Brief:
Return all the entries exactly, keeping pictures out.

Source records:
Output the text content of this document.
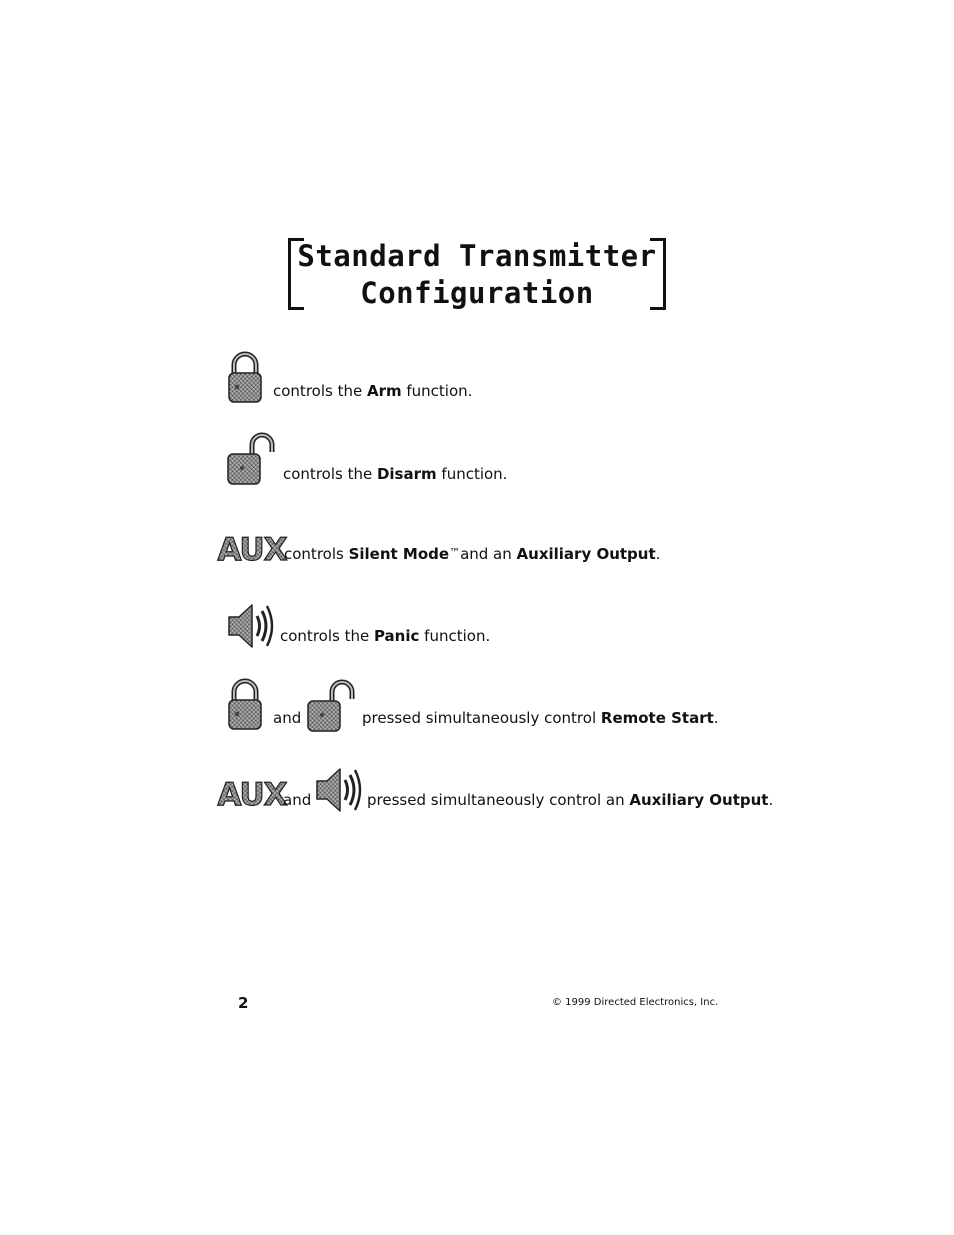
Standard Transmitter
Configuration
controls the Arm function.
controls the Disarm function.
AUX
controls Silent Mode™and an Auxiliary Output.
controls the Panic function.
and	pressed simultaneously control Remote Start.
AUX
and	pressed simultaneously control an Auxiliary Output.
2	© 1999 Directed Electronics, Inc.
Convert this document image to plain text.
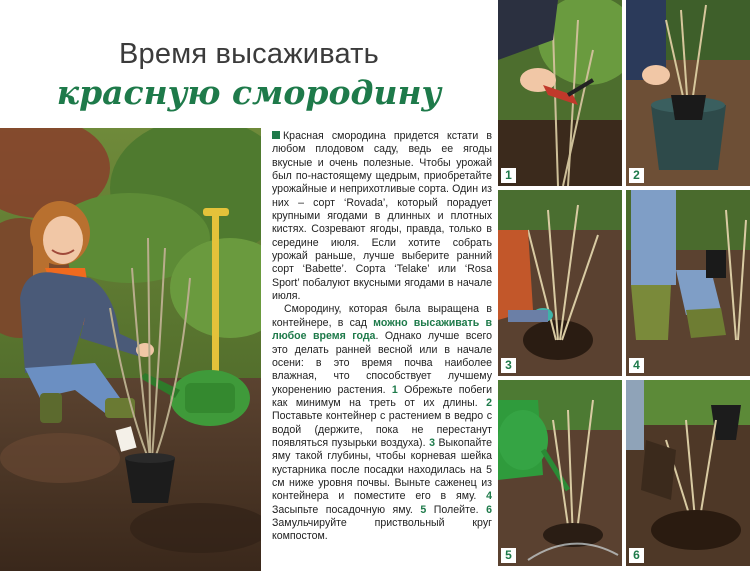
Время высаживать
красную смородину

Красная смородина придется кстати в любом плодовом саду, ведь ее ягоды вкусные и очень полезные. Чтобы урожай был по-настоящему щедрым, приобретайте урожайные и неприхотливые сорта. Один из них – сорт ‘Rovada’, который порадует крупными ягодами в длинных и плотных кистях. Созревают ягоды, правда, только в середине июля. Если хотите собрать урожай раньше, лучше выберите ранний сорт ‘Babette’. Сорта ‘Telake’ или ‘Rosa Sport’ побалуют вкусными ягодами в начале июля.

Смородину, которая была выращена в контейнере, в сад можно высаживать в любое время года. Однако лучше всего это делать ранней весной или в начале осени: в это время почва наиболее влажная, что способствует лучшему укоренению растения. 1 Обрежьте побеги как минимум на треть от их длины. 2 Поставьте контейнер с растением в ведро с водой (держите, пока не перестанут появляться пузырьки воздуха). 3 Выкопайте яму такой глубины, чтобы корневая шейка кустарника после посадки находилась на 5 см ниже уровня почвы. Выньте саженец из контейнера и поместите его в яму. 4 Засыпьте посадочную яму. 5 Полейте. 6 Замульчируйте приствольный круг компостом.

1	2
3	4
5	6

Full response:
Output the text content of this document.
Standard Transmitter
Configuration
controls the Arm function.
controls the Disarm function.
AUX
controls Silent Mode™and an Auxiliary Output.
controls the Panic function.
and	pressed simultaneously control Remote Start.
AUX
and	pressed simultaneously control an Auxiliary Output.
2	© 1999 Directed Electronics, Inc.
Convert this document image to plain text.
Время высаживать
красную смородину

Красная смородина придется кстати в любом плодовом саду, ведь ее ягоды вкусные и очень полезные. Чтобы урожай был по-настоящему щедрым, приобретайте урожайные и неприхотливые сорта. Один из них – сорт ‘Rovada’, который порадует крупными ягодами в длинных и плотных кистях. Созревают ягоды, правда, только в середине июля. Если хотите собрать урожай раньше, лучше выберите ранний сорт ‘Babette’. Сорта ‘Telake’ или ‘Rosa Sport’ побалуют вкусными ягодами в начале июля.

Смородину, которая была выращена в контейнере, в сад можно высаживать в любое время года. Однако лучше всего это делать ранней весной или в начале осени: в это время почва наиболее влажная, что способствует лучшему укоренению растения. 1 Обрежьте побеги как минимум на треть от их длины. 2 Поставьте контейнер с растением в ведро с водой (держите, пока не перестанут появляться пузырьки воздуха). 3 Выкопайте яму такой глубины, чтобы корневая шейка кустарника после посадки находилась на 5 см ниже уровня почвы. Выньте саженец из контейнера и поместите его в яму. 4 Засыпьте посадочную яму. 5 Полейте. 6 Замульчируйте приствольный круг компостом.

1	2
3	4
5	6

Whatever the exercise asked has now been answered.